> GOAL: Without the images, print all the entries below exactly as given.

[Start of STORED ROWS]

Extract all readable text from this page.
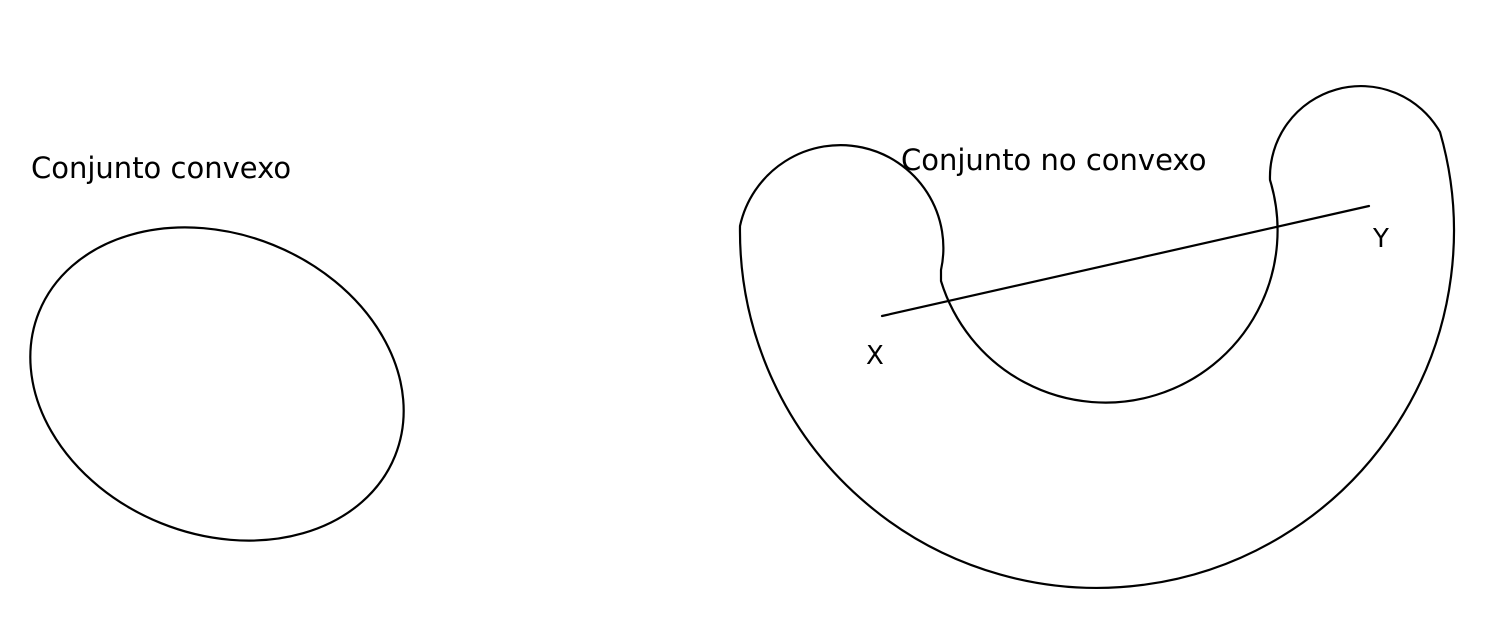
Conjunto convexo	Conjunto no convexo
X
Y
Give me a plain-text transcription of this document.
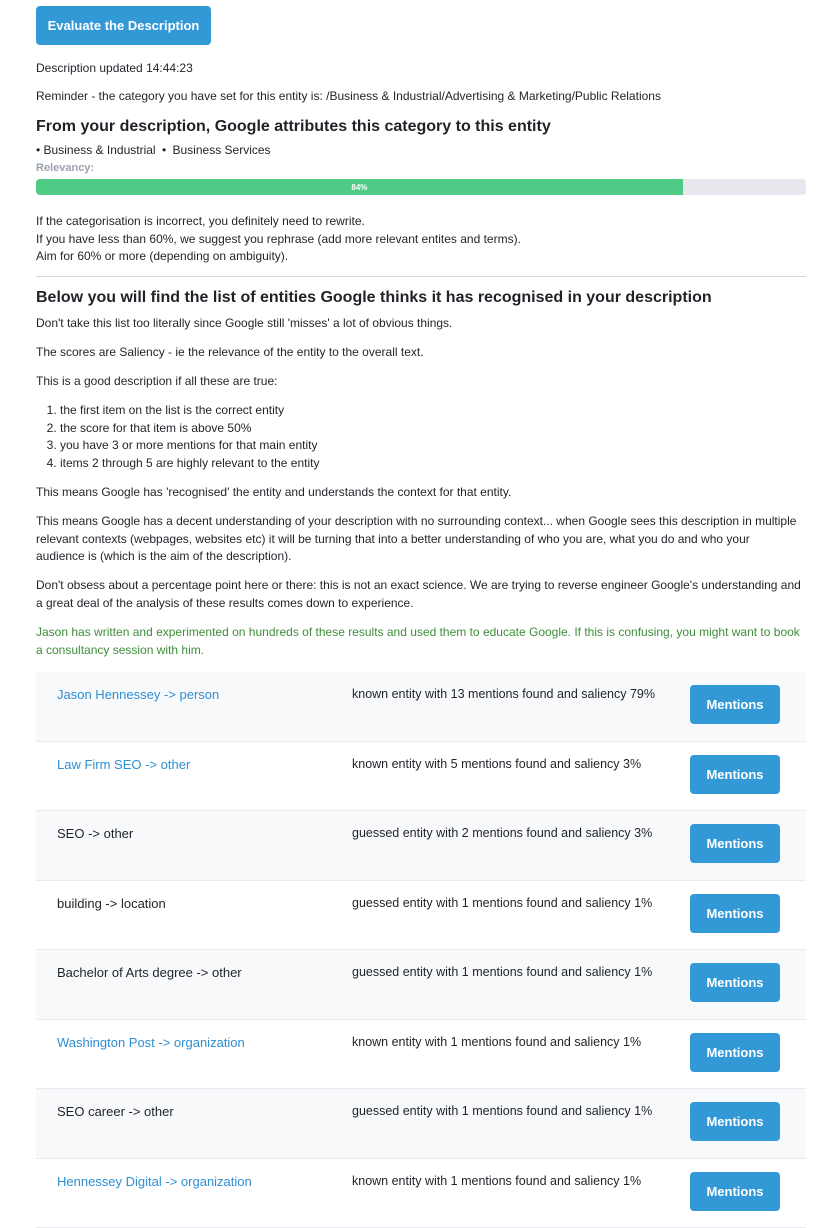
Evaluate the Description
Description updated 14:44:23
Reminder - the category you have set for this entity is: /Business & Industrial/Advertising & Marketing/Public Relations
From your description, Google attributes this category to this entity
• Business & Industrial • Business Services
Relevancy:
84%
If the categorisation is incorrect, you definitely need to rewrite.
If you have less than 60%, we suggest you rephrase (add more relevant entites and terms).
Aim for 60% or more (depending on ambiguity).
Below you will find the list of entities Google thinks it has recognised in your description
Don't take this list too literally since Google still 'misses' a lot of obvious things.
The scores are Saliency - ie the relevance of the entity to the overall text.
This is a good description if all these are true:
1. the first item on the list is the correct entity
2. the score for that item is above 50%
3. you have 3 or more mentions for that main entity
4. items 2 through 5 are highly relevant to the entity
This means Google has 'recognised' the entity and understands the context for that entity.
This means Google has a decent understanding of your description with no surrounding context... when Google sees this description in multiple relevant contexts (webpages, websites etc) it will be turning that into a better understanding of who you are, what you do and who your audience is (which is the aim of the description).
Don't obsess about a percentage point here or there: this is not an exact science. We are trying to reverse engineer Google's understanding and a great deal of the analysis of these results comes down to experience.
Jason has written and experimented on hundreds of these results and used them to educate Google. If this is confusing, you might want to book a consultancy session with him.
Jason Hennessey -> person	known entity with 13 mentions found and saliency 79%
Mentions
Law Firm SEO -> other	known entity with 5 mentions found and saliency 3%
Mentions
SEO -> other	guessed entity with 2 mentions found and saliency 3%
Mentions
building -> location	guessed entity with 1 mentions found and saliency 1%
Mentions
Bachelor of Arts degree -> other	guessed entity with 1 mentions found and saliency 1%
Mentions
Washington Post -> organization	known entity with 1 mentions found and saliency 1%
Mentions
SEO career -> other	guessed entity with 1 mentions found and saliency 1%
Mentions
Hennessey Digital -> organization	known entity with 1 mentions found and saliency 1%
Mentions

[End of STORED ROWS]

> EXERCISE ANSWER:
Extract all readable text from this page.
Conjunto convexo	Conjunto no convexo
X
Y
Give me a plain-text transcription of this document.
Evaluate the Description
Description updated 14:44:23
Reminder - the category you have set for this entity is: /Business & Industrial/Advertising & Marketing/Public Relations
From your description, Google attributes this category to this entity
• Business & Industrial • Business Services
Relevancy:
84%
If the categorisation is incorrect, you definitely need to rewrite.
If you have less than 60%, we suggest you rephrase (add more relevant entites and terms).
Aim for 60% or more (depending on ambiguity).
Below you will find the list of entities Google thinks it has recognised in your description
Don't take this list too literally since Google still 'misses' a lot of obvious things.
The scores are Saliency - ie the relevance of the entity to the overall text.
This is a good description if all these are true:
1. the first item on the list is the correct entity
2. the score for that item is above 50%
3. you have 3 or more mentions for that main entity
4. items 2 through 5 are highly relevant to the entity
This means Google has 'recognised' the entity and understands the context for that entity.
This means Google has a decent understanding of your description with no surrounding context... when Google sees this description in multiple relevant contexts (webpages, websites etc) it will be turning that into a better understanding of who you are, what you do and who your audience is (which is the aim of the description).
Don't obsess about a percentage point here or there: this is not an exact science. We are trying to reverse engineer Google's understanding and a great deal of the analysis of these results comes down to experience.
Jason has written and experimented on hundreds of these results and used them to educate Google. If this is confusing, you might want to book a consultancy session with him.
Jason Hennessey -> person	known entity with 13 mentions found and saliency 79%
Mentions
Law Firm SEO -> other	known entity with 5 mentions found and saliency 3%
Mentions
SEO -> other	guessed entity with 2 mentions found and saliency 3%
Mentions
building -> location	guessed entity with 1 mentions found and saliency 1%
Mentions
Bachelor of Arts degree -> other	guessed entity with 1 mentions found and saliency 1%
Mentions
Washington Post -> organization	known entity with 1 mentions found and saliency 1%
Mentions
SEO career -> other	guessed entity with 1 mentions found and saliency 1%
Mentions
Hennessey Digital -> organization	known entity with 1 mentions found and saliency 1%
Mentions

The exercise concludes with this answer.